> [TASK DETAILS]
Return the whole listing, line for line, without the pictures in it.

:::::

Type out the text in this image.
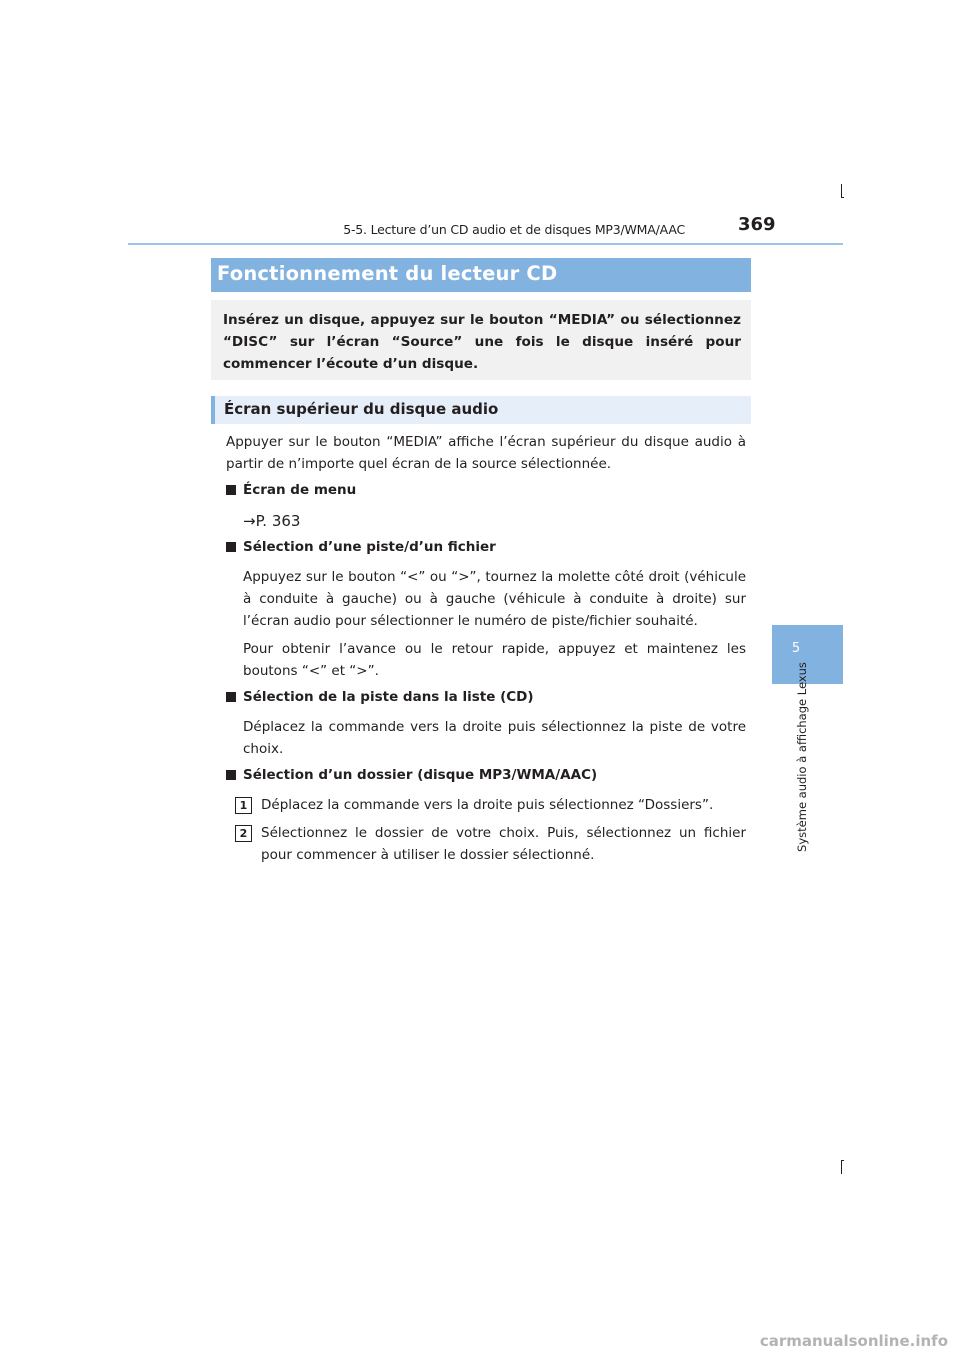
5-5. Lecture d’un CD audio et de disques MP3/WMA/AAC	369
5
Système audio à affichage Lexus
Fonctionnement du lecteur CD
Insérez un disque, appuyez sur le bouton “MEDIA” ou sélectionnez “DISC” sur l’écran “Source” une fois le disque inséré pour commencer l’écoute d’un disque.
Écran supérieur du disque audio
Appuyer sur le bouton “MEDIA” affiche l’écran supérieur du disque audio à partir de n’importe quel écran de la source sélectionnée.
Écran de menu
→P. 363
Sélection d’une piste/d’un fichier
Appuyez sur le bouton “<” ou “>”, tournez la molette côté droit (véhicule à conduite à gauche) ou à gauche (véhicule à conduite à droite) sur l’écran audio pour sélectionner le numéro de piste/fichier souhaité.
Pour obtenir l’avance ou le retour rapide, appuyez et maintenez les boutons “<” et “>”.
Sélection de la piste dans la liste (CD)
Déplacez la commande vers la droite puis sélectionnez la piste de votre choix.
Sélection d’un dossier (disque MP3/WMA/AAC)
1	Déplacez la commande vers la droite puis sélectionnez “Dossiers”.
2	Sélectionnez le dossier de votre choix. Puis, sélectionnez un fichier pour commencer à utiliser le dossier sélectionné.
carmanualsonline.info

:::::

> [EXERCISE ANSWER]
Type out the text in this image.
5-5. Lecture d’un CD audio et de disques MP3/WMA/AAC	369
5
Système audio à affichage Lexus
Fonctionnement du lecteur CD
Insérez un disque, appuyez sur le bouton “MEDIA” ou sélectionnez “DISC” sur l’écran “Source” une fois le disque inséré pour commencer l’écoute d’un disque.
Écran supérieur du disque audio
Appuyer sur le bouton “MEDIA” affiche l’écran supérieur du disque audio à partir de n’importe quel écran de la source sélectionnée.
Écran de menu
→P. 363
Sélection d’une piste/d’un fichier
Appuyez sur le bouton “<” ou “>”, tournez la molette côté droit (véhicule à conduite à gauche) ou à gauche (véhicule à conduite à droite) sur l’écran audio pour sélectionner le numéro de piste/fichier souhaité.
Pour obtenir l’avance ou le retour rapide, appuyez et maintenez les boutons “<” et “>”.
Sélection de la piste dans la liste (CD)
Déplacez la commande vers la droite puis sélectionnez la piste de votre choix.
Sélection d’un dossier (disque MP3/WMA/AAC)
1	Déplacez la commande vers la droite puis sélectionnez “Dossiers”.
2	Sélectionnez le dossier de votre choix. Puis, sélectionnez un fichier pour commencer à utiliser le dossier sélectionné.
carmanualsonline.info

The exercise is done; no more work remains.